§ ФРАГМЕНТ СТРАНИЦЫ

-------

Самость характеризует некое бытие, которое может быть описано лишь частично, так как другая часть остается (в любое данное время) неузнанной и беспредельной.
Самость - начало и конец этого психического процесса, но конец при этом совершенно недостижимый. Ведь весь процесс индивидуации, по Юнгу, будучи однажды запущен, лишь прерывается, а не завершается смертью. В связи с последним утверждением, а так же той особой роли, которую Юнг в своих работах неизменно отводил Самости, его идеи неоднократно подвергались критике. Сами юнгианцы, в частности Адольф Гуггенбюль-Крайг, которого упоминает Эндрю Самуэлс в своей работе «Юнг и постъюнгианцы», всерьез задавались вопросом (и вполне правомочным): а не вовлечены ли последователи Юнга в некий «культ совершенства»? Его обвиняли также в излишне теологическом подходе к Самости и к процессу индивидуации, которая своей конечной целью видит идеал, единство. Надо отметить, что воззрения юнгианцев и постъюнгианцев претерпели за прошедшее со дня смерти Юнга время весьма значительные изменения. Рассматривать их в данной работе не имеет смысла, но стоит отметить, что субъективный мистический опыт и переживания Самости основателя аналитической психологии, интроверта и верующего человека, что, без сомнения, повлияло на его восприятие и объективность, не являются в ней доктринальными.
Как еще мы можем соприкоснуться с Самостью?

-------

§ ПРЕДОСТАВЛЕННЫЕ ЗАПИСИ
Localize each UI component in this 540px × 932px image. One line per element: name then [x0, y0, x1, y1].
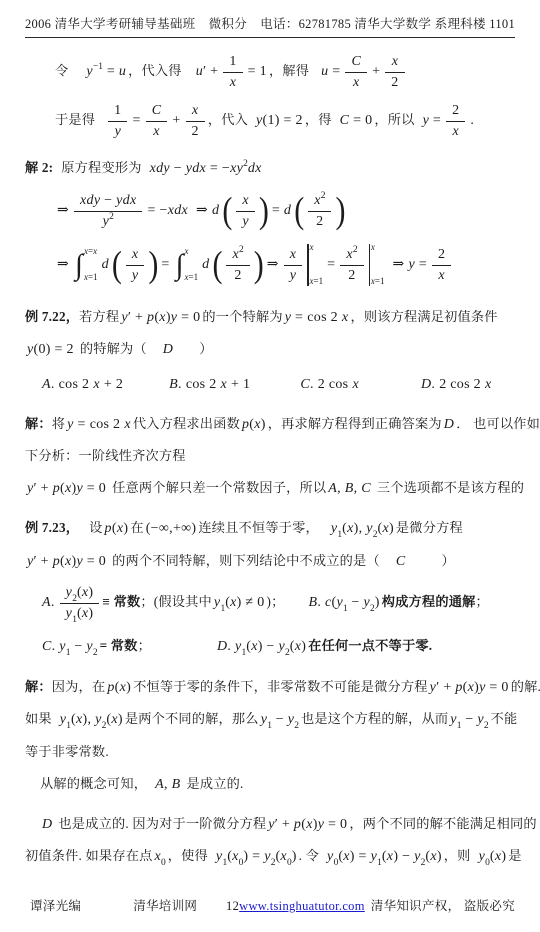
solution-7-22-line1: 解：将y =cos 2x代入方程求出函数p(x)，再求解方程得到正确答案为D． …	[25, 413, 528, 436]
example-7-23-statement: 例 7.23，设p(x)在(−∞,+∞)连续且不恒等于零，y1(x), y2(x…	[25, 517, 528, 541]
solution-7-23-line3: 等于非零常数.	[25, 741, 528, 764]
differential-transform-step: ⇒xdy − ydxy2= −xdx⇒d(xy)= d(x22)	[25, 192, 528, 230]
substitute-u-step: 令y−1 = u，代入得u′ +1x= 1，解得u =Cx+x2	[25, 53, 528, 91]
example-7-23-options-ab: A.y2(x)y1(x)≡ 常数；(假设其中y1(x) ≠ 0)；B. c(y1…	[25, 584, 528, 622]
page-footer: 谭泽光编 清华培训网 12 www.tsinghuatutor.com 清华知识…	[30, 896, 515, 914]
footer-website-link[interactable]: www.tsinghuatutor.com	[239, 899, 365, 914]
integral-sign: ∫x=xx=1	[75, 245, 98, 285]
header-subject: 微积分	[209, 14, 247, 32]
integrate-both-sides-step: ⇒∫x=xx=1d(xy)=∫xx=1d(x22)⇒xyxx=1=x22xx=1…	[25, 241, 528, 289]
footer-editor: 谭泽光编	[30, 896, 81, 914]
solution2-heading: 解 2:原方程变形为xdy − ydx = −xy2dx	[25, 157, 528, 181]
evaluation-bar: xx=1	[307, 241, 323, 289]
footer-page-number: 12	[226, 899, 239, 914]
header-course: 2006 清华大学考研辅导基础班	[25, 14, 195, 32]
document-page: 2006 清华大学考研辅导基础班 微积分 电话：62781785 清华大学数学 …	[0, 0, 540, 932]
solution-7-22-line2: 下分析：一阶线性齐次方程	[25, 445, 528, 468]
solution-7-23-line4: 从解的概念可知，A, B是成立的.	[25, 773, 528, 796]
solution-7-23-line5: D也是成立的. 因为对于一阶微分方程y′ + p(x)y = 0，两个不同的解不…	[25, 813, 528, 836]
footer-copyright: 清华知识产权， 盗版必究	[371, 896, 515, 914]
example-7-22-options: A.cos 2x+ 2B.cos 2x+ 1C.2 cosxD.2 cos 2x	[25, 374, 528, 396]
solution-7-23-line6: 初值条件. 如果存在点x0，使得y1(x0) = y2(x0). 令y0(x) …	[25, 845, 528, 869]
example-7-23-question: y′ + p(x)y = 0的两个不同特解，则下列结论中不成立的是（C）	[25, 550, 528, 573]
integral-sign: ∫xx=1	[176, 245, 199, 285]
header-contact: 电话：62781785 清华大学数学 系理科楼 1101	[260, 14, 515, 32]
example-7-23-options-cd: C. y1 − y2= 常数；D. y1(x) − y2(x)在任何一点不等于零…	[25, 635, 528, 659]
example-7-22-condition: y(0) = 2的特解为（D）	[25, 338, 528, 361]
solution-7-23-line2: 如果y1(x), y2(x)是两个不同的解，那么y1 − y2也是这个方程的解，…	[25, 708, 528, 732]
evaluation-bar: xx=1	[369, 241, 385, 289]
conclusion-y-step: 于是得1y=Cx+x2，代入y(1) = 2，得C = 0，所以y =2x.	[25, 102, 528, 140]
footer-site: 清华培训网	[133, 896, 197, 914]
page-header: 2006 清华大学考研辅导基础班 微积分 电话：62781785 清华大学数学 …	[0, 0, 540, 38]
document-body: 令y−1 = u，代入得u′ +1x= 1，解得u =Cx+x2于是得1y=Cx…	[0, 38, 540, 869]
solution-7-22-line3: y′ + p(x)y = 0任意两个解只差一个常数因子，所以A, B, C三个选…	[25, 477, 528, 500]
example-7-22-statement: 例 7.22，若方程y′ + p(x)y = 0的一个特解为y =cos 2x，…	[25, 306, 528, 329]
solution-7-23-line1: 解：因为，在p(x)不恒等于零的条件下，非零常数不可能是微分方程y′ + p(x…	[25, 676, 528, 699]
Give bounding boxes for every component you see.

-------

§ ЧТО СДЕЛАТЬ
Продолжите текст о Самости у Юнга, начав сразу после его последнего предложения. Эти записи взяты из другого источника.

§ ОТВЕТ К ЗАДАНИЮ
«Эмпирически - пишет Юнг, - Самость проявляется в сновидениях, мифах, сказках, являя персонажи «сверхординарной личности», такие как король, герой, пророк, спаситель и т.д., или же в форме целостного символа - круга, креста, квадрата, квадратуры круга и т.д. Когда Самость репрезентирует единство противоположностей, она также выступает в виде объединенной дуальности, например, в форме дао, как взаимодействия инь и ян». Кроме того, Самость - это основной агент производства глубоких, внушающих трепет, «нуминозных», то есть священных символов, которые по своей природе являются саморегулирующими и излечивающими.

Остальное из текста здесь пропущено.